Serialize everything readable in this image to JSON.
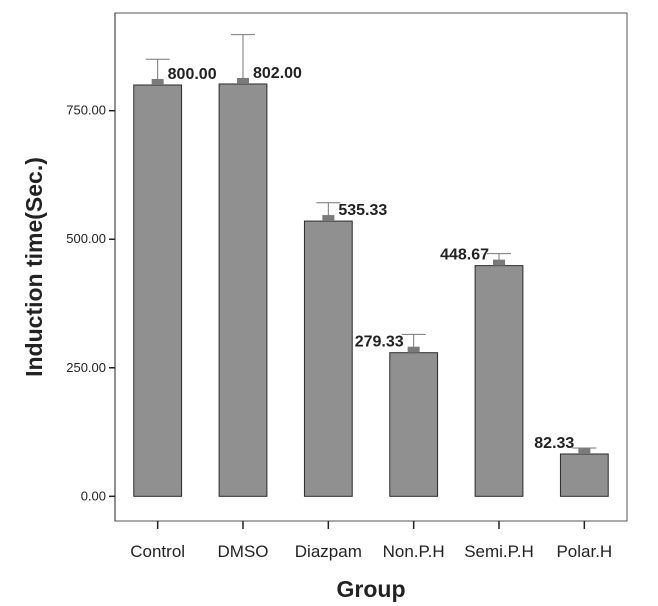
{
  "chart_data": {
    "type": "bar",
    "xlabel": "Group",
    "ylabel": "Induction time(Sec.)",
    "categories": [
      "Control",
      "DMSO",
      "Diazpam",
      "Non.P.H",
      "Semi.P.H",
      "Polar.H"
    ],
    "values": [
      800.0,
      802.0,
      535.33,
      279.33,
      448.67,
      82.33
    ],
    "value_labels": [
      "800.00",
      "802.00",
      "535.33",
      "279.33",
      "448.67",
      "82.33"
    ],
    "error_upper": [
      850,
      898,
      571,
      315,
      472,
      94
    ],
    "yticks": [
      0,
      250,
      500,
      750
    ],
    "ytick_labels": [
      "0.00",
      "250.00",
      "500.00",
      "750.00"
    ],
    "ylim": [
      -48,
      940
    ],
    "grid": false,
    "legend": "none",
    "colors": {
      "bar_fill": "#909090",
      "bar_stroke": "#2b2b2b",
      "error_bar": "#777777",
      "mean_marker": "#7a7a7a",
      "axis": "#222222",
      "frame": "#555555"
    }
  }
}
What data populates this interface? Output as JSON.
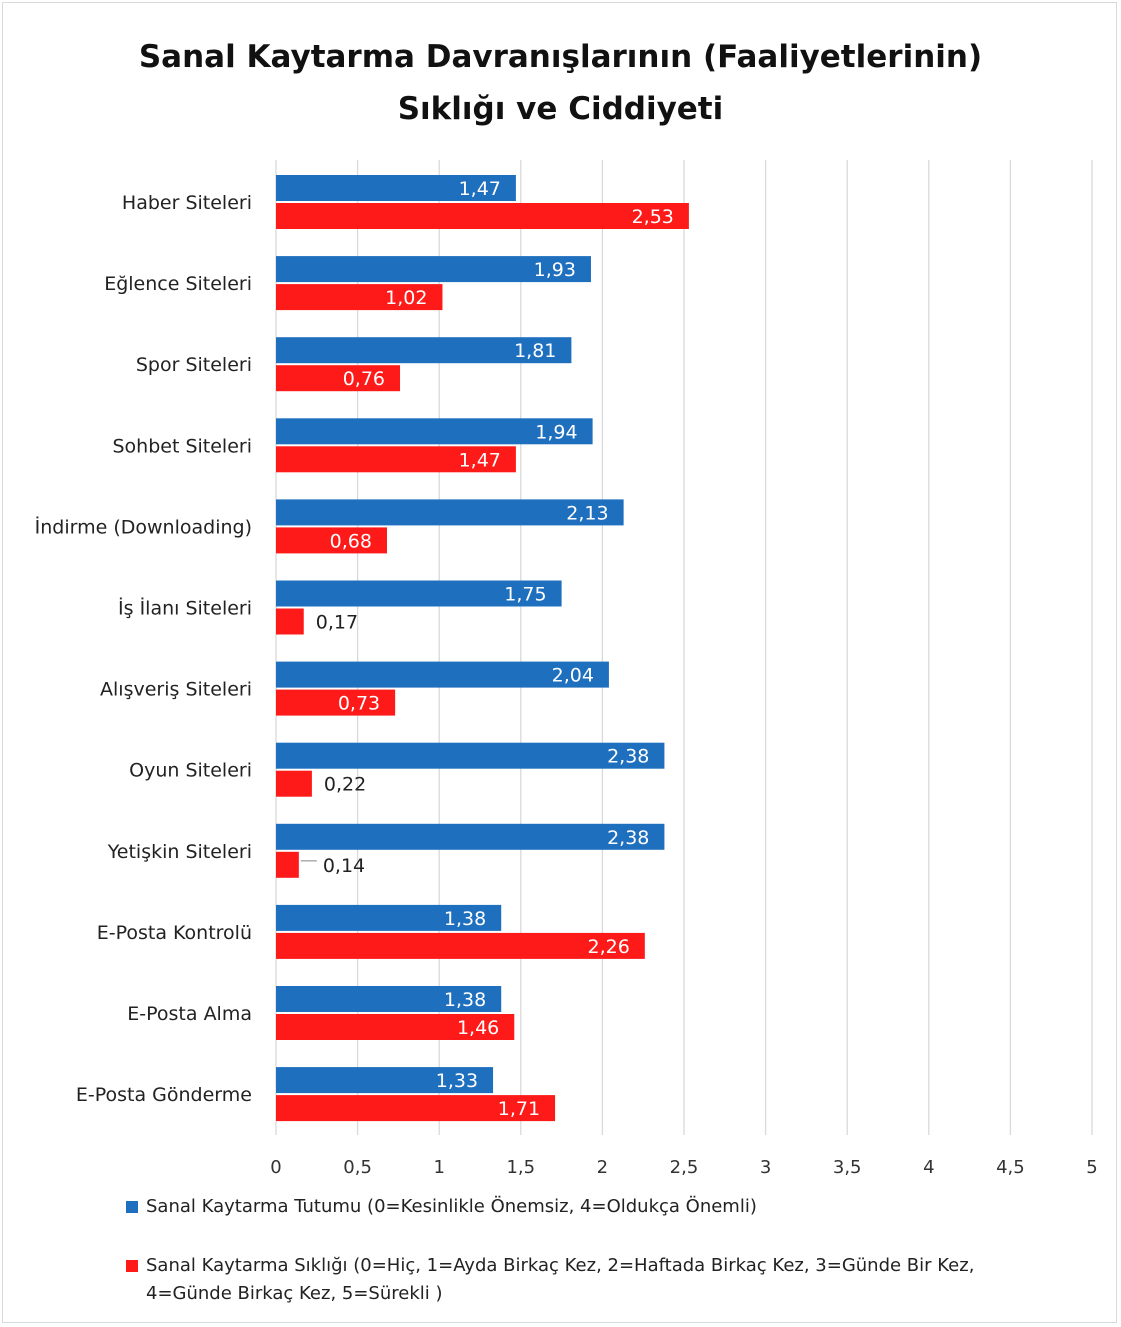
{
  "chart_data": {
    "type": "bar",
    "orientation": "horizontal",
    "title_lines": [
      "Sanal Kaytarma Davranışlarının (Faaliyetlerinin)",
      "Sıklığı ve Ciddiyeti"
    ],
    "categories": [
      "Haber Siteleri",
      "Eğlence Siteleri",
      "Spor Siteleri",
      "Sohbet Siteleri",
      "İndirme (Downloading)",
      "İş İlanı Siteleri",
      "Alışveriş Siteleri",
      "Oyun Siteleri",
      "Yetişkin Siteleri",
      "E-Posta Kontrolü",
      "E-Posta Alma",
      "E-Posta Gönderme"
    ],
    "series": [
      {
        "name": "Sanal Kaytarma Tutumu (0=Kesinlikle Önemsiz, 4=Oldukça Önemli)",
        "color": "#1f6fbf",
        "values": [
          1.47,
          1.93,
          1.81,
          1.94,
          2.13,
          1.75,
          2.04,
          2.38,
          2.38,
          1.38,
          1.38,
          1.33
        ],
        "labels": [
          "1,47",
          "1,93",
          "1,81",
          "1,94",
          "2,13",
          "1,75",
          "2,04",
          "2,38",
          "2,38",
          "1,38",
          "1,38",
          "1,33"
        ]
      },
      {
        "name": "Sanal Kaytarma Sıklığı (0=Hiç, 1=Ayda Birkaç Kez, 2=Haftada Birkaç Kez, 3=Günde Bir Kez, 4=Günde Birkaç Kez, 5=Sürekli )",
        "color": "#ff1a1a",
        "values": [
          2.53,
          1.02,
          0.76,
          1.47,
          0.68,
          0.17,
          0.73,
          0.22,
          0.14,
          2.26,
          1.46,
          1.71
        ],
        "labels": [
          "2,53",
          "1,02",
          "0,76",
          "1,47",
          "0,68",
          "0,17",
          "0,73",
          "0,22",
          "0,14",
          "2,26",
          "1,46",
          "1,71"
        ]
      }
    ],
    "x_ticks": [
      0,
      0.5,
      1,
      1.5,
      2,
      2.5,
      3,
      3.5,
      4,
      4.5,
      5
    ],
    "x_tick_labels": [
      "0",
      "0,5",
      "1",
      "1,5",
      "2",
      "2,5",
      "3",
      "3,5",
      "4",
      "4,5",
      "5"
    ],
    "xlim": [
      0,
      5
    ],
    "grid": "vertical",
    "legend_position": "bottom",
    "legend_lines": [
      [
        "Sanal Kaytarma Tutumu (0=Kesinlikle Önemsiz, 4=Oldukça Önemli)"
      ],
      [
        "Sanal Kaytarma Sıklığı (0=Hiç, 1=Ayda Birkaç Kez, 2=Haftada Birkaç Kez, 3=Günde Bir Kez,",
        "4=Günde Birkaç Kez, 5=Sürekli )"
      ]
    ]
  }
}
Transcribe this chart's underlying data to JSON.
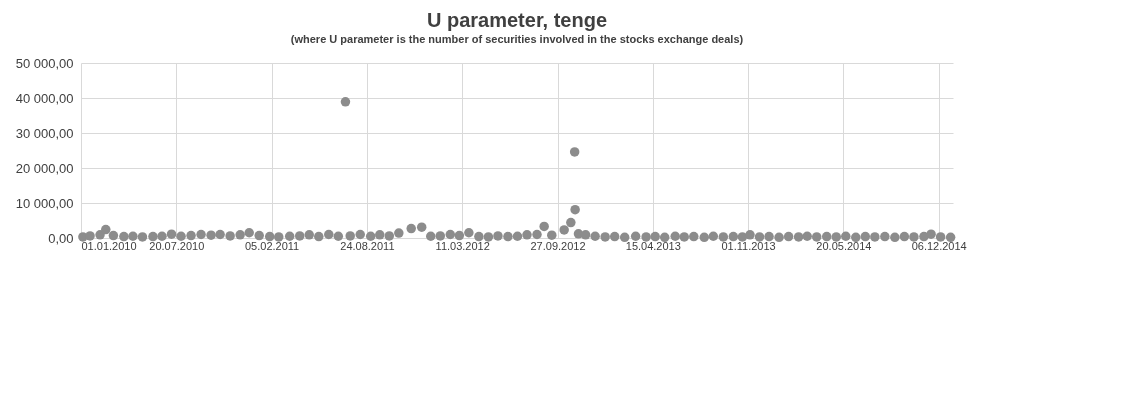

Exercise brief ->
From the records above, report the count of lines containing "Önemsiz" and nothing more.

Solution to this task ->
2